What do the lines say from the one containing "Read all visible content and emit it as JSON." to the end of the records? Restate them word for word, and only those.

_Stored data entries_:

● ● ● ● ●

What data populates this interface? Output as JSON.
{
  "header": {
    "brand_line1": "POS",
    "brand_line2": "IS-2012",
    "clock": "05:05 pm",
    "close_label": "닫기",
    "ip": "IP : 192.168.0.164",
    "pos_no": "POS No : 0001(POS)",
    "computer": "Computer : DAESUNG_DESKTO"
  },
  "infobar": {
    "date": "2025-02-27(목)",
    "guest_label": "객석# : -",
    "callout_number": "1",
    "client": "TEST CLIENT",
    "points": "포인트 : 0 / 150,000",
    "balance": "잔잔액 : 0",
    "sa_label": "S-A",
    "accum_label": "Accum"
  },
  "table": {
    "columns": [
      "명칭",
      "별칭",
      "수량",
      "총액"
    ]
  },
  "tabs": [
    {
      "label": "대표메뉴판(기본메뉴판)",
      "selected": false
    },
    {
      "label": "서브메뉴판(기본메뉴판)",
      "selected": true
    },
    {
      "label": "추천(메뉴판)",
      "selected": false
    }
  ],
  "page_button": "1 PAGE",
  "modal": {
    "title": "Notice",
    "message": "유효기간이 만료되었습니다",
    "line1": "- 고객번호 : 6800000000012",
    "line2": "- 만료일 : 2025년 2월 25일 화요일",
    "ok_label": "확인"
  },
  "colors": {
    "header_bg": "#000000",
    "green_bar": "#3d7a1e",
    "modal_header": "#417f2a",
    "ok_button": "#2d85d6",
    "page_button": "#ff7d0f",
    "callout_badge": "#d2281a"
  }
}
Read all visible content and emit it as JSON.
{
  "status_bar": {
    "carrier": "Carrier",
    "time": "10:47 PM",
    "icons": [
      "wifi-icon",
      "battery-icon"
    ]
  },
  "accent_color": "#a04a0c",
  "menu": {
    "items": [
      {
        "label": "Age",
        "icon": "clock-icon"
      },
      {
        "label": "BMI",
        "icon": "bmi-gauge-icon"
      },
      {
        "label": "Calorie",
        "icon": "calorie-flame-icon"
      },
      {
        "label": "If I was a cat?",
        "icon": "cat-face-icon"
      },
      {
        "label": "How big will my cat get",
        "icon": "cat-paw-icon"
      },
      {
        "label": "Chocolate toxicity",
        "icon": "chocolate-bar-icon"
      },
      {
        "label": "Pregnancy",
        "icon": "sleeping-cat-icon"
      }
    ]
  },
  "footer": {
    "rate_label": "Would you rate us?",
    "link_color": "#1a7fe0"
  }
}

● ● ● ● ●

_Output for this exercise_:
Read all visible content and emit it as JSON.
{
  "status_bar": {
    "carrier": "Carrier",
    "time": "10:47 PM",
    "icons": [
      "wifi-icon",
      "battery-icon"
    ]
  },
  "accent_color": "#a04a0c",
  "menu": {
    "items": [
      {
        "label": "Age",
        "icon": "clock-icon"
      },
      {
        "label": "BMI",
        "icon": "bmi-gauge-icon"
      },
      {
        "label": "Calorie",
        "icon": "calorie-flame-icon"
      },
      {
        "label": "If I was a cat?",
        "icon": "cat-face-icon"
      },
      {
        "label": "How big will my cat get",
        "icon": "cat-paw-icon"
      },
      {
        "label": "Chocolate toxicity",
        "icon": "chocolate-bar-icon"
      },
      {
        "label": "Pregnancy",
        "icon": "sleeping-cat-icon"
      }
    ]
  },
  "footer": {
    "rate_label": "Would you rate us?",
    "link_color": "#1a7fe0"
  }
}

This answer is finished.